***** RECORDS PROVIDED
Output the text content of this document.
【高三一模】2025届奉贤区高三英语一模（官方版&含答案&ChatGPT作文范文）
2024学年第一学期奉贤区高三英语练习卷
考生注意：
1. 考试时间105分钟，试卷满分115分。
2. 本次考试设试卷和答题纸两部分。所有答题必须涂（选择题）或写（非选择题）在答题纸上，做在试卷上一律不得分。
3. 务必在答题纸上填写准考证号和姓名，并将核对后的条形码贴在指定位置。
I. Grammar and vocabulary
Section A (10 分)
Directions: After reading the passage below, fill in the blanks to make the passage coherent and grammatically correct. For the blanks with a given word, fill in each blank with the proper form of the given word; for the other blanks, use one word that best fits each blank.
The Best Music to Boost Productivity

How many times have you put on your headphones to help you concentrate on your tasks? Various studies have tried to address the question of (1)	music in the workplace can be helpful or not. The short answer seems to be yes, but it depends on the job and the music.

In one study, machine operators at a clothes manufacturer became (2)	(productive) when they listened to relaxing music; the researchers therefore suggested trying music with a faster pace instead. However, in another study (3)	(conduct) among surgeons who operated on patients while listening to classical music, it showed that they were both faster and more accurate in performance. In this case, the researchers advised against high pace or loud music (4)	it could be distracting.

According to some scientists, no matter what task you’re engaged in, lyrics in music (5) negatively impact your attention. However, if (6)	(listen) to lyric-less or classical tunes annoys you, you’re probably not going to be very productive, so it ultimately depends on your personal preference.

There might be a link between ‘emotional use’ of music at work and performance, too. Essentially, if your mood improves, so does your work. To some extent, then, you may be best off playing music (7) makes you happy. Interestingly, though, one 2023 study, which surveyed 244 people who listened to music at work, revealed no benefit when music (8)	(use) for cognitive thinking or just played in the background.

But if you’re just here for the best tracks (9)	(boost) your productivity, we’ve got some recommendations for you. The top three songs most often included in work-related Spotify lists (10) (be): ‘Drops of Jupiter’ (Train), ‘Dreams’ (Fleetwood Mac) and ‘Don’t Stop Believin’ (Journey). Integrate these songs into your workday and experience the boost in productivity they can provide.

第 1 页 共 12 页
**********
■ **DIRECTIONS**: Each line of the listing must be transcribed precisely as it appears.

■ **EXERCISE RESULT**:
Output the text content of this document.
【高三一模】2025届奉贤区高三英语一模（官方版&含答案&ChatGPT作文范文）
2024学年第一学期奉贤区高三英语练习卷
考生注意：
1. 考试时间105分钟，试卷满分115分。
2. 本次考试设试卷和答题纸两部分。所有答题必须涂（选择题）或写（非选择题）在答题纸上，做在试卷上一律不得分。
3. 务必在答题纸上填写准考证号和姓名，并将核对后的条形码贴在指定位置。
I. Grammar and vocabulary
Section A (10 分)
Directions: After reading the passage below, fill in the blanks to make the passage coherent and grammatically correct. For the blanks with a given word, fill in each blank with the proper form of the given word; for the other blanks, use one word that best fits each blank.
The Best Music to Boost Productivity

How many times have you put on your headphones to help you concentrate on your tasks? Various studies have tried to address the question of (1)	music in the workplace can be helpful or not. The short answer seems to be yes, but it depends on the job and the music.

In one study, machine operators at a clothes manufacturer became (2)	(productive) when they listened to relaxing music; the researchers therefore suggested trying music with a faster pace instead. However, in another study (3)	(conduct) among surgeons who operated on patients while listening to classical music, it showed that they were both faster and more accurate in performance. In this case, the researchers advised against high pace or loud music (4)	it could be distracting.

According to some scientists, no matter what task you’re engaged in, lyrics in music (5) negatively impact your attention. However, if (6)	(listen) to lyric-less or classical tunes annoys you, you’re probably not going to be very productive, so it ultimately depends on your personal preference.

There might be a link between ‘emotional use’ of music at work and performance, too. Essentially, if your mood improves, so does your work. To some extent, then, you may be best off playing music (7) makes you happy. Interestingly, though, one 2023 study, which surveyed 244 people who listened to music at work, revealed no benefit when music (8)	(use) for cognitive thinking or just played in the background.

But if you’re just here for the best tracks (9)	(boost) your productivity, we’ve got some recommendations for you. The top three songs most often included in work-related Spotify lists (10) (be): ‘Drops of Jupiter’ (Train), ‘Dreams’ (Fleetwood Mac) and ‘Don’t Stop Believin’ (Journey). Integrate these songs into your workday and experience the boost in productivity they can provide.

第 1 页 共 12 页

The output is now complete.